:: PROBLEM DETAILS ::
Exclude all pictures, then copy each of the records exactly as written.

** Begin ENTRIES SUPPLIED **

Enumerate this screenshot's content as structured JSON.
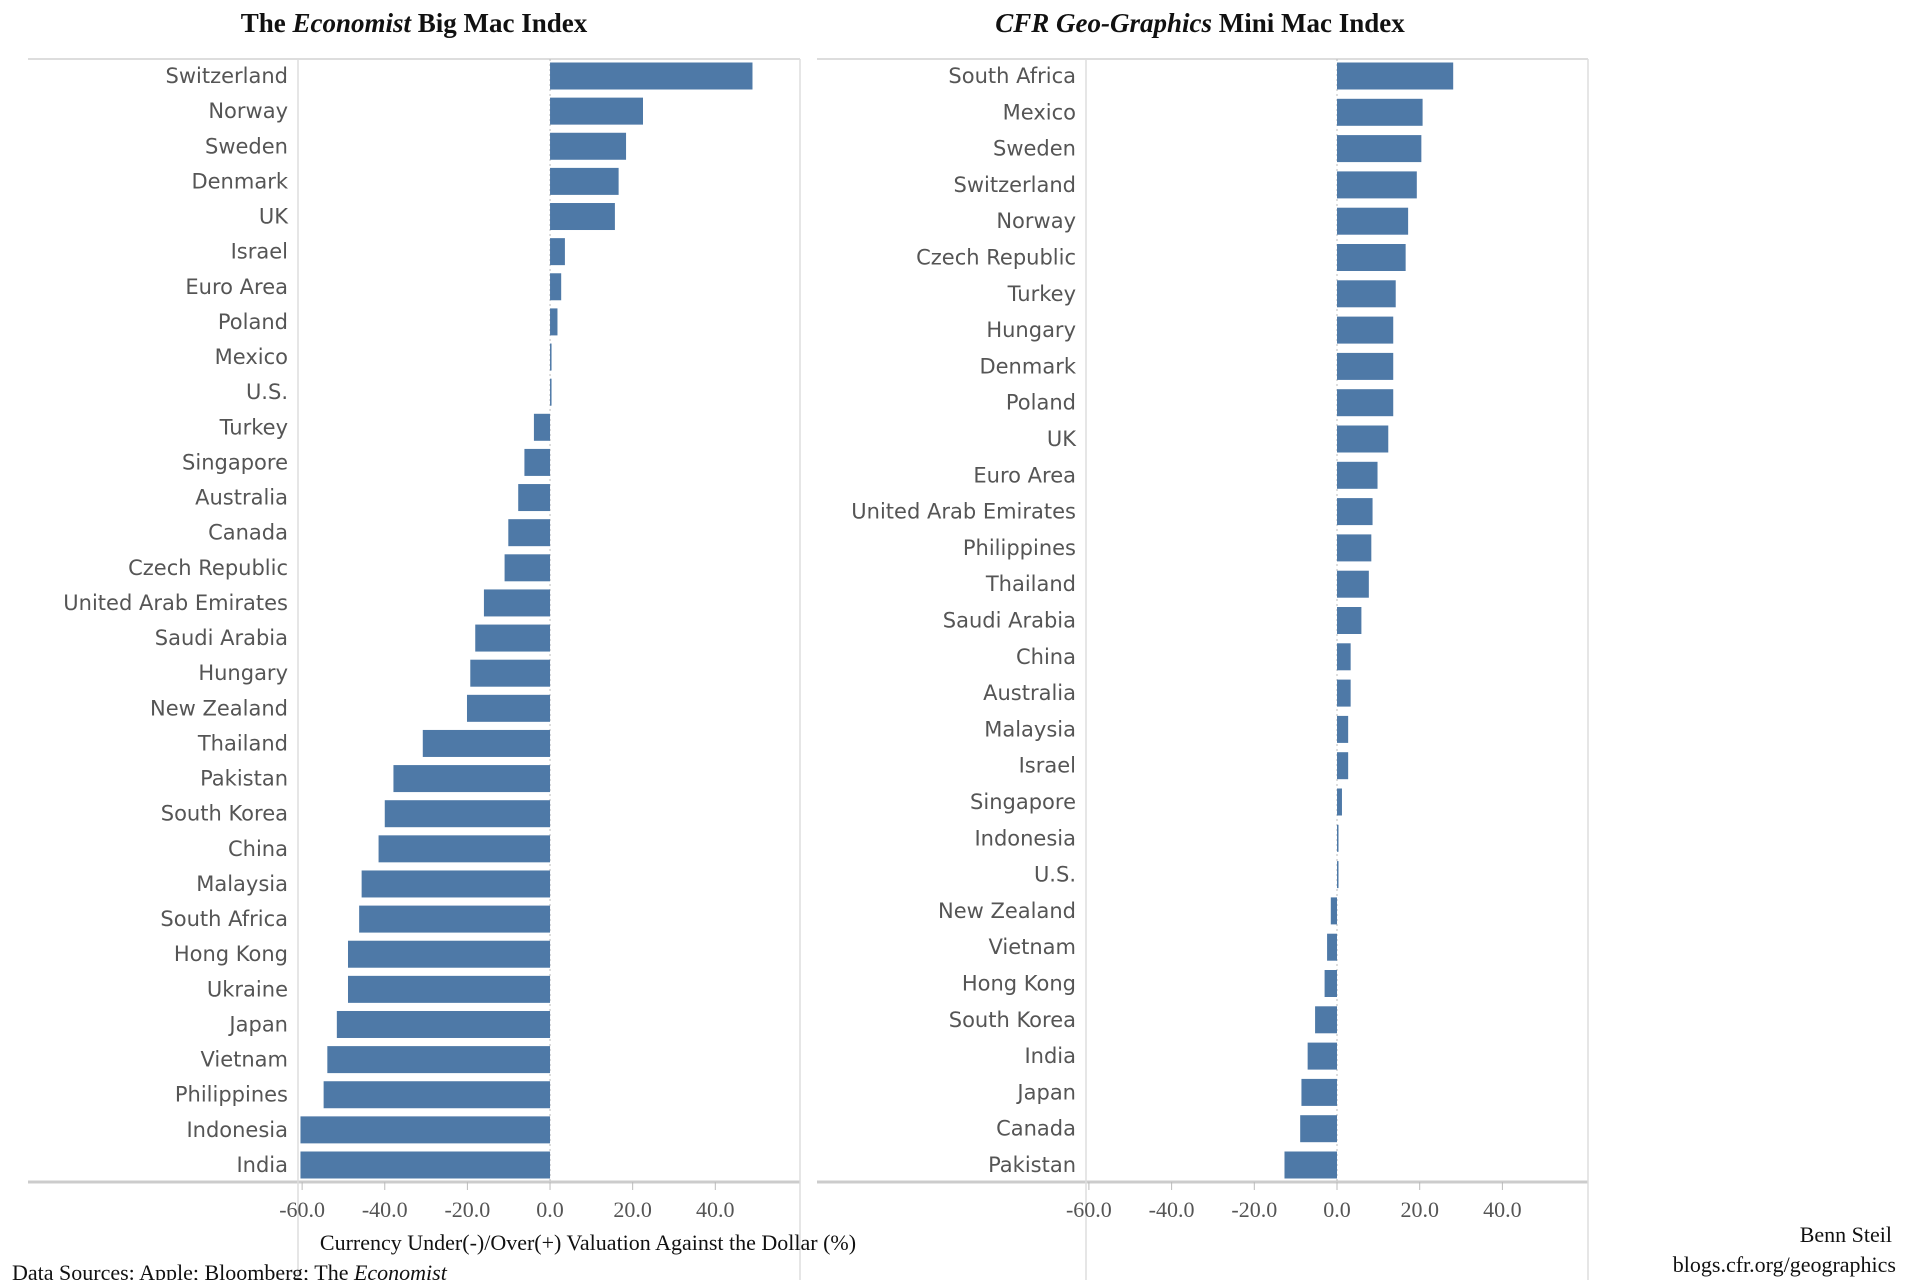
{
  "footer": {
    "axis_title": "Currency Under(-)/Over(+) Valuation Against the Dollar (%)",
    "sources_prefix": "Data Sources: Apple; Bloomberg; The ",
    "sources_italic": "Economist",
    "author": "Benn Steil",
    "site": "blogs.cfr.org/geographics"
  },
  "chart_data": [
    {
      "type": "bar",
      "orientation": "horizontal",
      "title_parts": [
        {
          "text": "The ",
          "italic": false
        },
        {
          "text": "Economist",
          "italic": true
        },
        {
          "text": " Big Mac Index",
          "italic": false
        }
      ],
      "title": "The Economist Big Mac Index",
      "xlabel": "Currency Under(-)/Over(+) Valuation Against the Dollar (%)",
      "xlim": [
        -61,
        60.5
      ],
      "xticks": [
        "-60.0",
        "-40.0",
        "-20.0",
        "0.0",
        "20.0",
        "40.0"
      ],
      "grid": false,
      "color": "#4e79a7",
      "categories": [
        "Switzerland",
        "Norway",
        "Sweden",
        "Denmark",
        "UK",
        "Israel",
        "Euro Area",
        "Poland",
        "Mexico",
        "U.S.",
        "Turkey",
        "Singapore",
        "Australia",
        "Canada",
        "Czech Republic",
        "United Arab Emirates",
        "Saudi Arabia",
        "Hungary",
        "New Zealand",
        "Thailand",
        "Pakistan",
        "South Korea",
        "China",
        "Malaysia",
        "South Africa",
        "Hong Kong",
        "Ukraine",
        "Japan",
        "Vietnam",
        "Philippines",
        "Indonesia",
        "India"
      ],
      "values": [
        49.0,
        22.5,
        18.4,
        16.6,
        15.7,
        3.6,
        2.7,
        1.8,
        0.3,
        0.0,
        -3.9,
        -6.2,
        -7.7,
        -10.1,
        -11.0,
        -16.0,
        -18.1,
        -19.3,
        -20.1,
        -30.8,
        -37.9,
        -40.0,
        -41.5,
        -45.6,
        -46.2,
        -48.9,
        -48.9,
        -51.6,
        -53.9,
        -54.8,
        -60.4,
        -60.4
      ]
    },
    {
      "type": "bar",
      "orientation": "horizontal",
      "title_parts": [
        {
          "text": "CFR Geo-Graphics",
          "italic": true
        },
        {
          "text": " Mini Mac Index",
          "italic": false
        }
      ],
      "title": "CFR Geo-Graphics Mini Mac Index",
      "xlim": [
        -60.7,
        60.7
      ],
      "xticks": [
        "-60.0",
        "-40.0",
        "-20.0",
        "0.0",
        "20.0",
        "40.0"
      ],
      "grid": false,
      "color": "#4e79a7",
      "categories": [
        "South Africa",
        "Mexico",
        "Sweden",
        "Switzerland",
        "Norway",
        "Czech Republic",
        "Turkey",
        "Hungary",
        "Denmark",
        "Poland",
        "UK",
        "Euro Area",
        "United Arab Emirates",
        "Philippines",
        "Thailand",
        "Saudi Arabia",
        "China",
        "Australia",
        "Malaysia",
        "Israel",
        "Singapore",
        "Indonesia",
        "U.S.",
        "New Zealand",
        "Vietnam",
        "Hong Kong",
        "South Korea",
        "India",
        "Japan",
        "Canada",
        "Pakistan"
      ],
      "values": [
        28.1,
        20.7,
        20.4,
        19.3,
        17.2,
        16.6,
        14.2,
        13.6,
        13.6,
        13.6,
        12.4,
        9.8,
        8.6,
        8.3,
        7.7,
        5.9,
        3.3,
        3.3,
        2.7,
        2.7,
        1.2,
        0.3,
        0.0,
        -1.5,
        -2.4,
        -3.0,
        -5.3,
        -7.1,
        -8.6,
        -8.9,
        -12.7
      ]
    }
  ]
}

** End ENTRIES SUPPLIED **

:: RESPONSE ::
Enumerate this screenshot's content as structured JSON.
{
  "footer": {
    "axis_title": "Currency Under(-)/Over(+) Valuation Against the Dollar (%)",
    "sources_prefix": "Data Sources: Apple; Bloomberg; The ",
    "sources_italic": "Economist",
    "author": "Benn Steil",
    "site": "blogs.cfr.org/geographics"
  },
  "chart_data": [
    {
      "type": "bar",
      "orientation": "horizontal",
      "title_parts": [
        {
          "text": "The ",
          "italic": false
        },
        {
          "text": "Economist",
          "italic": true
        },
        {
          "text": " Big Mac Index",
          "italic": false
        }
      ],
      "title": "The Economist Big Mac Index",
      "xlabel": "Currency Under(-)/Over(+) Valuation Against the Dollar (%)",
      "xlim": [
        -61,
        60.5
      ],
      "xticks": [
        "-60.0",
        "-40.0",
        "-20.0",
        "0.0",
        "20.0",
        "40.0"
      ],
      "grid": false,
      "color": "#4e79a7",
      "categories": [
        "Switzerland",
        "Norway",
        "Sweden",
        "Denmark",
        "UK",
        "Israel",
        "Euro Area",
        "Poland",
        "Mexico",
        "U.S.",
        "Turkey",
        "Singapore",
        "Australia",
        "Canada",
        "Czech Republic",
        "United Arab Emirates",
        "Saudi Arabia",
        "Hungary",
        "New Zealand",
        "Thailand",
        "Pakistan",
        "South Korea",
        "China",
        "Malaysia",
        "South Africa",
        "Hong Kong",
        "Ukraine",
        "Japan",
        "Vietnam",
        "Philippines",
        "Indonesia",
        "India"
      ],
      "values": [
        49.0,
        22.5,
        18.4,
        16.6,
        15.7,
        3.6,
        2.7,
        1.8,
        0.3,
        0.0,
        -3.9,
        -6.2,
        -7.7,
        -10.1,
        -11.0,
        -16.0,
        -18.1,
        -19.3,
        -20.1,
        -30.8,
        -37.9,
        -40.0,
        -41.5,
        -45.6,
        -46.2,
        -48.9,
        -48.9,
        -51.6,
        -53.9,
        -54.8,
        -60.4,
        -60.4
      ]
    },
    {
      "type": "bar",
      "orientation": "horizontal",
      "title_parts": [
        {
          "text": "CFR Geo-Graphics",
          "italic": true
        },
        {
          "text": " Mini Mac Index",
          "italic": false
        }
      ],
      "title": "CFR Geo-Graphics Mini Mac Index",
      "xlim": [
        -60.7,
        60.7
      ],
      "xticks": [
        "-60.0",
        "-40.0",
        "-20.0",
        "0.0",
        "20.0",
        "40.0"
      ],
      "grid": false,
      "color": "#4e79a7",
      "categories": [
        "South Africa",
        "Mexico",
        "Sweden",
        "Switzerland",
        "Norway",
        "Czech Republic",
        "Turkey",
        "Hungary",
        "Denmark",
        "Poland",
        "UK",
        "Euro Area",
        "United Arab Emirates",
        "Philippines",
        "Thailand",
        "Saudi Arabia",
        "China",
        "Australia",
        "Malaysia",
        "Israel",
        "Singapore",
        "Indonesia",
        "U.S.",
        "New Zealand",
        "Vietnam",
        "Hong Kong",
        "South Korea",
        "India",
        "Japan",
        "Canada",
        "Pakistan"
      ],
      "values": [
        28.1,
        20.7,
        20.4,
        19.3,
        17.2,
        16.6,
        14.2,
        13.6,
        13.6,
        13.6,
        12.4,
        9.8,
        8.6,
        8.3,
        7.7,
        5.9,
        3.3,
        3.3,
        2.7,
        2.7,
        1.2,
        0.3,
        0.0,
        -1.5,
        -2.4,
        -3.0,
        -5.3,
        -7.1,
        -8.6,
        -8.9,
        -12.7
      ]
    }
  ]
}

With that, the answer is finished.